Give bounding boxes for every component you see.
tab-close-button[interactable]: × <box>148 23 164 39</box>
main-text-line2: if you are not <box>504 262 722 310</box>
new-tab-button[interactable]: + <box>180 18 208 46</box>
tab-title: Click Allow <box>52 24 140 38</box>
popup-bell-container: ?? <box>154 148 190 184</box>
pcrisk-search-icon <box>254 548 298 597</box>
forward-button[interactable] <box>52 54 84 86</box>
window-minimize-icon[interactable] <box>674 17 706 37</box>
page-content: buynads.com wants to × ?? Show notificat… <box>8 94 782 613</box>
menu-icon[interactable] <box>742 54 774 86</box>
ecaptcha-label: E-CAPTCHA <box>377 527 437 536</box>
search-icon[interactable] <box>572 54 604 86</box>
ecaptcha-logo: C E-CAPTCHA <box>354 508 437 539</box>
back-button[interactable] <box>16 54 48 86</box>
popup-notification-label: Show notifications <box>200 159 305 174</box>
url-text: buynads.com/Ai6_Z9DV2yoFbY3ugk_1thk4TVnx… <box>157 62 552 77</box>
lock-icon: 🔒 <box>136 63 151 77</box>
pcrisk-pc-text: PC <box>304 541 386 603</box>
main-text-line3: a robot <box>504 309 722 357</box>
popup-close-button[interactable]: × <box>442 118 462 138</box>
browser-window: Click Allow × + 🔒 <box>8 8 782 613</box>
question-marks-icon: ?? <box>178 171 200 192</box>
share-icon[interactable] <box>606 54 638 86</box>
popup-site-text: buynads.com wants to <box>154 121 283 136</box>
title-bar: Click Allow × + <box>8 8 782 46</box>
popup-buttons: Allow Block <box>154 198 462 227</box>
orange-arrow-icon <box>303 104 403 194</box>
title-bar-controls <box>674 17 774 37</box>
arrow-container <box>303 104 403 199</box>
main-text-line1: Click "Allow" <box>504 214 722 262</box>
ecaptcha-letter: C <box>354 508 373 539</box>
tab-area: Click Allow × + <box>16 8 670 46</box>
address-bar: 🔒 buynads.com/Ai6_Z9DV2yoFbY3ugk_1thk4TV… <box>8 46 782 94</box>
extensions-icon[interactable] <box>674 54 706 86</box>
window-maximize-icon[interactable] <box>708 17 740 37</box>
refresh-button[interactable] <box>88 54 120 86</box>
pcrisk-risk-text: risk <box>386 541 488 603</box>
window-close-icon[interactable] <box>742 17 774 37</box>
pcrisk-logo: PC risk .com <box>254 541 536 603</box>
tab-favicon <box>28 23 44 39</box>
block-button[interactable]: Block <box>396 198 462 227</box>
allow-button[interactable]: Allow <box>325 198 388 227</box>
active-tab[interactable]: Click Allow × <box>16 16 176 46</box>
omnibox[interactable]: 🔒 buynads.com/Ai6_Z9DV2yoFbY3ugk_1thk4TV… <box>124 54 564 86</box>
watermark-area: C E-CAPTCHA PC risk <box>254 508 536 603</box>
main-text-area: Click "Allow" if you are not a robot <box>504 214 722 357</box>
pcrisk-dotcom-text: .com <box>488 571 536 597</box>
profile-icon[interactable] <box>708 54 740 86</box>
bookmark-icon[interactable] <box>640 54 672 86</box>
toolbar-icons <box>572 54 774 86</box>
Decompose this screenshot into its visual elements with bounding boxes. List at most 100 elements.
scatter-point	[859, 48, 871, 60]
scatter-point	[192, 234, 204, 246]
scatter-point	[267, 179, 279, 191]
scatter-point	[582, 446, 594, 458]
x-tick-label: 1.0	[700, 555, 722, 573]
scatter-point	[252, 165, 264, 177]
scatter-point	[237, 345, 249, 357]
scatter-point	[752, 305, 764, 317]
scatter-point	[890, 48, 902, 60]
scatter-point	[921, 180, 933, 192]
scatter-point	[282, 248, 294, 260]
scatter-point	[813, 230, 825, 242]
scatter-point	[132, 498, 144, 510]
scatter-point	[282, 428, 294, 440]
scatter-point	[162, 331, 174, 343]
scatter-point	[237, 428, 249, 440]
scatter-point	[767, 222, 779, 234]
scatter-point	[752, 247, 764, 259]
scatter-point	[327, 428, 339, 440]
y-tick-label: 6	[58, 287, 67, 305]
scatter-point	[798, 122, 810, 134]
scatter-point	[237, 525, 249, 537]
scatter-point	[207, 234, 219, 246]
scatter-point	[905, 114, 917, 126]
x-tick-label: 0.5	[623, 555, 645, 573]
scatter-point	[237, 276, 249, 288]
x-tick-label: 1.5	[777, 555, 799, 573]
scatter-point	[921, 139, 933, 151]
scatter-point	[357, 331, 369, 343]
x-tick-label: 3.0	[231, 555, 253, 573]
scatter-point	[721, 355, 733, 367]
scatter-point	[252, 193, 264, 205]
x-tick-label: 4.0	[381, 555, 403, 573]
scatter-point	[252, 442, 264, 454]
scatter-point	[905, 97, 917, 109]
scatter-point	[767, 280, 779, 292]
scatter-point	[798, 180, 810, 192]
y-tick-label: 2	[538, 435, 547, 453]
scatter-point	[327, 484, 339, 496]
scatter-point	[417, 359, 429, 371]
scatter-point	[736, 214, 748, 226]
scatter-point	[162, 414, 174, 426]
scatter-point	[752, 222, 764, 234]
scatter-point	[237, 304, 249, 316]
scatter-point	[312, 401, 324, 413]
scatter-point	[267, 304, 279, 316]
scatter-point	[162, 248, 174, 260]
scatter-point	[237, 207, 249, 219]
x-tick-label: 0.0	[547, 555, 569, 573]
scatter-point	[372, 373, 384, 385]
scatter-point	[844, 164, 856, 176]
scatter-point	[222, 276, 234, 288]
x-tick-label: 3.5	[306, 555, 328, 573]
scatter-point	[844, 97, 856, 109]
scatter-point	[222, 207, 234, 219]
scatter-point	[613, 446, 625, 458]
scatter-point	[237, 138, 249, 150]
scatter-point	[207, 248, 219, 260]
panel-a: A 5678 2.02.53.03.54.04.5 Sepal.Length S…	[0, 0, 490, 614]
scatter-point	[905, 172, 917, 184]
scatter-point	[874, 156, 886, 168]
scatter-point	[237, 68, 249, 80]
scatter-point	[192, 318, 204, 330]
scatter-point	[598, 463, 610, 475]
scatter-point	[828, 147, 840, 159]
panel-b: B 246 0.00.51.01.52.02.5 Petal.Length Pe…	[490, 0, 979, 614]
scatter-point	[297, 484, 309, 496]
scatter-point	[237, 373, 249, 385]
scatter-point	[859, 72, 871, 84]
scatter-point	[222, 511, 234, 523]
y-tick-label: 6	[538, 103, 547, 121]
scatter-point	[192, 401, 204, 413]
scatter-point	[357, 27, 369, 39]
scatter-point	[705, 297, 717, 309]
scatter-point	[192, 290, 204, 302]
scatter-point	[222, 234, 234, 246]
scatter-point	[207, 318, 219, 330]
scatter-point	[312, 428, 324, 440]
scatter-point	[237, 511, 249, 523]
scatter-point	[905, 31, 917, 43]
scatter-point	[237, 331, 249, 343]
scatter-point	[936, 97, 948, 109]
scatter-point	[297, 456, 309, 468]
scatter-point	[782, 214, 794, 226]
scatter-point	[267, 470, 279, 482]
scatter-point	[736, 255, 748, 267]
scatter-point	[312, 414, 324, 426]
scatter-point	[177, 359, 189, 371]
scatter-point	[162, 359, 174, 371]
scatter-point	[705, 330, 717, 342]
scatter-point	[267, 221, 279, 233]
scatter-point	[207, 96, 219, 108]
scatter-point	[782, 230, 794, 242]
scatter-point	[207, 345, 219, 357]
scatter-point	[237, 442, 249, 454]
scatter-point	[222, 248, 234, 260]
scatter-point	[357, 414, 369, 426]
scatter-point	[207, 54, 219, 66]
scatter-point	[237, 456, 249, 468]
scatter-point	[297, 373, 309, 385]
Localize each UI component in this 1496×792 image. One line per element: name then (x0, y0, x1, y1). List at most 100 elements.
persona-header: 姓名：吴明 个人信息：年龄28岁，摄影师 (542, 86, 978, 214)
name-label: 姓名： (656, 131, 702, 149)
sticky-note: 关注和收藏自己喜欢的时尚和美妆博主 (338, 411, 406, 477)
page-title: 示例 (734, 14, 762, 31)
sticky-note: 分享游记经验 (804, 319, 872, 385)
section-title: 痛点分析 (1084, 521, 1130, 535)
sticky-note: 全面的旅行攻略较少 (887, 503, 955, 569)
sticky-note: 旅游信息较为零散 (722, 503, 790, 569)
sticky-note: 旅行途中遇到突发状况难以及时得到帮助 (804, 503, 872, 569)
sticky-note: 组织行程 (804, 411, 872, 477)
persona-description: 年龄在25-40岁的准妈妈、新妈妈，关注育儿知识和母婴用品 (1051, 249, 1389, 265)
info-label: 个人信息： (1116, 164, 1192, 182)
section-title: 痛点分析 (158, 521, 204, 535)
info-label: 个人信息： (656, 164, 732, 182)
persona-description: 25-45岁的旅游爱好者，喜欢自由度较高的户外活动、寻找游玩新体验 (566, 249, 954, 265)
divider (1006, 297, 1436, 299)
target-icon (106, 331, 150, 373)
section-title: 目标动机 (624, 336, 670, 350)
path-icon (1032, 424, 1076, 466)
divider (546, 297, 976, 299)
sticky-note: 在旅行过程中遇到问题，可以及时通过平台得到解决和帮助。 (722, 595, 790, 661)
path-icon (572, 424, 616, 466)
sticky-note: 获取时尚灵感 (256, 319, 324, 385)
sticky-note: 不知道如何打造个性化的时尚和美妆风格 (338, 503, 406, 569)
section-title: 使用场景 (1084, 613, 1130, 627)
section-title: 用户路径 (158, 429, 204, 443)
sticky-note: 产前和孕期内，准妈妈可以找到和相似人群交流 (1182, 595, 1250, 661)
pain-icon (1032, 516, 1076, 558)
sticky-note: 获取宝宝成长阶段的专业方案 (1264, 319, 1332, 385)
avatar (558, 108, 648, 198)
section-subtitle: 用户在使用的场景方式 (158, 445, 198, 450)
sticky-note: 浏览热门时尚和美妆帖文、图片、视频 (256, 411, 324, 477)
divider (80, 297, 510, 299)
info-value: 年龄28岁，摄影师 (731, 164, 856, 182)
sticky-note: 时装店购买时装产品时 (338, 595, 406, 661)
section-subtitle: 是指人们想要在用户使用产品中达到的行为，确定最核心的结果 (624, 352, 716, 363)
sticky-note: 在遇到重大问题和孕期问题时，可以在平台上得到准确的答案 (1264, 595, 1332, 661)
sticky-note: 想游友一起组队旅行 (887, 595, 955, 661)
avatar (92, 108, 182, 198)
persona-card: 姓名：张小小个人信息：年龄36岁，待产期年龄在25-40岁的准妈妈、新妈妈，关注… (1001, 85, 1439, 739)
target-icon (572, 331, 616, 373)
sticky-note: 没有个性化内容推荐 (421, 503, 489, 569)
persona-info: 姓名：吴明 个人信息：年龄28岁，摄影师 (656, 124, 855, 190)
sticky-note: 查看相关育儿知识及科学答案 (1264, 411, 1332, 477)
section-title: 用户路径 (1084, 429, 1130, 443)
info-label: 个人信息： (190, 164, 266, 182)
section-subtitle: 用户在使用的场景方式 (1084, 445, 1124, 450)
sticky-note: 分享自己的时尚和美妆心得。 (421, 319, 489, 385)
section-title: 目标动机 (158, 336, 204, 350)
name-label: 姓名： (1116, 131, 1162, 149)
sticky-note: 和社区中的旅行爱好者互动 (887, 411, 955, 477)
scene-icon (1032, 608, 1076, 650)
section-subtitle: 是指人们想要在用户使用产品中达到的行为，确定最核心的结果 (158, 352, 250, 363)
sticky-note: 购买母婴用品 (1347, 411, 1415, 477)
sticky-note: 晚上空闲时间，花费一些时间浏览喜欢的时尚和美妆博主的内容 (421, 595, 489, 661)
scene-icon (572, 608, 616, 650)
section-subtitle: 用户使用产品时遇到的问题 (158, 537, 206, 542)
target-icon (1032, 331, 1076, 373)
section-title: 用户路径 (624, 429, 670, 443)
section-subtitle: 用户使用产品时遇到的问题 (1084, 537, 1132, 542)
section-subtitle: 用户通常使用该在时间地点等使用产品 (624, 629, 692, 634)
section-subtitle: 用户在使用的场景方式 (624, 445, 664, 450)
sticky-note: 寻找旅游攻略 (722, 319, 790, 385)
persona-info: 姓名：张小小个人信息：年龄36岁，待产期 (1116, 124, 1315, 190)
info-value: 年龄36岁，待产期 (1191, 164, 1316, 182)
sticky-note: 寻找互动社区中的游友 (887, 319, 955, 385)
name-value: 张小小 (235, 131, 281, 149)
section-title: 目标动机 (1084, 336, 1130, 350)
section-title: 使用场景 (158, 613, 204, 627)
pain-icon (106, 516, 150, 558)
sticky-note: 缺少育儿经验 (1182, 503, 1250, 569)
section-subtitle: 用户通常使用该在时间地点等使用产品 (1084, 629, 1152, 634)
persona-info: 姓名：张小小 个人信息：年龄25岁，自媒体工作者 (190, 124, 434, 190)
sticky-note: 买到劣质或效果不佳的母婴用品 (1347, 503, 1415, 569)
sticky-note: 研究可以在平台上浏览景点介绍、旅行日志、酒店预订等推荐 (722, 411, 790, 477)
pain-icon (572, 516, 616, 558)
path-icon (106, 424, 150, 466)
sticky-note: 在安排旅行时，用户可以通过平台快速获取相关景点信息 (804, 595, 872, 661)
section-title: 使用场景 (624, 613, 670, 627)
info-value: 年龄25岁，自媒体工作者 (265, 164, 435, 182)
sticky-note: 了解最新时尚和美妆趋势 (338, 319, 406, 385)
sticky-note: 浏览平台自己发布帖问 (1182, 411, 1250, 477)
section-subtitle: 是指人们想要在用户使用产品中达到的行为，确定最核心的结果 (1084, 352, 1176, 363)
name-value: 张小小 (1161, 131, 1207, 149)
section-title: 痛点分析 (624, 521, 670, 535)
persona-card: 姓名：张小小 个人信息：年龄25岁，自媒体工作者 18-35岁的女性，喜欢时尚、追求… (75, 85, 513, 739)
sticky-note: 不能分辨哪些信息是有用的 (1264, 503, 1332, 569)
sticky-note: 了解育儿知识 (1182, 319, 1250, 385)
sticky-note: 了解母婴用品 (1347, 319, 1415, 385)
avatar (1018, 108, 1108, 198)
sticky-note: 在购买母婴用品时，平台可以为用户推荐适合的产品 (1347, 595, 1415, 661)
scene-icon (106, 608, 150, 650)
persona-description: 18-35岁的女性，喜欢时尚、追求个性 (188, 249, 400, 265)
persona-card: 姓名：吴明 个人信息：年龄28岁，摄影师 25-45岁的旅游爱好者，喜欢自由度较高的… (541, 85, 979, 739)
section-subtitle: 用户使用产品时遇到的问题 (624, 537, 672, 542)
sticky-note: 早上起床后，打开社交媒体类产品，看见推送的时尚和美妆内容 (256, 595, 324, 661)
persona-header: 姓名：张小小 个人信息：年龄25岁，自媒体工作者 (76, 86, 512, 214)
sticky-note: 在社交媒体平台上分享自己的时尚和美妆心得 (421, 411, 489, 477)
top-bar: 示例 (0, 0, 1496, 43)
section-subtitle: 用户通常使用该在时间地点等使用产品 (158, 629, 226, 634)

▬▬▬▬▬▬

**Directive**
Write out the listing above word for word, from its first line through the line that contains "ecaptcha-logo: C E-CAPTCHA", including both.

**Result below**
Give bounding boxes for every component you see.
tab-close-button[interactable]: × <box>148 23 164 39</box>
main-text-line2: if you are not <box>504 262 722 310</box>
new-tab-button[interactable]: + <box>180 18 208 46</box>
tab-title: Click Allow <box>52 24 140 38</box>
popup-bell-container: ?? <box>154 148 190 184</box>
pcrisk-search-icon <box>254 548 298 597</box>
forward-button[interactable] <box>52 54 84 86</box>
window-minimize-icon[interactable] <box>674 17 706 37</box>
page-content: buynads.com wants to × ?? Show notificat… <box>8 94 782 613</box>
menu-icon[interactable] <box>742 54 774 86</box>
ecaptcha-label: E-CAPTCHA <box>377 527 437 536</box>
search-icon[interactable] <box>572 54 604 86</box>
ecaptcha-logo: C E-CAPTCHA <box>354 508 437 539</box>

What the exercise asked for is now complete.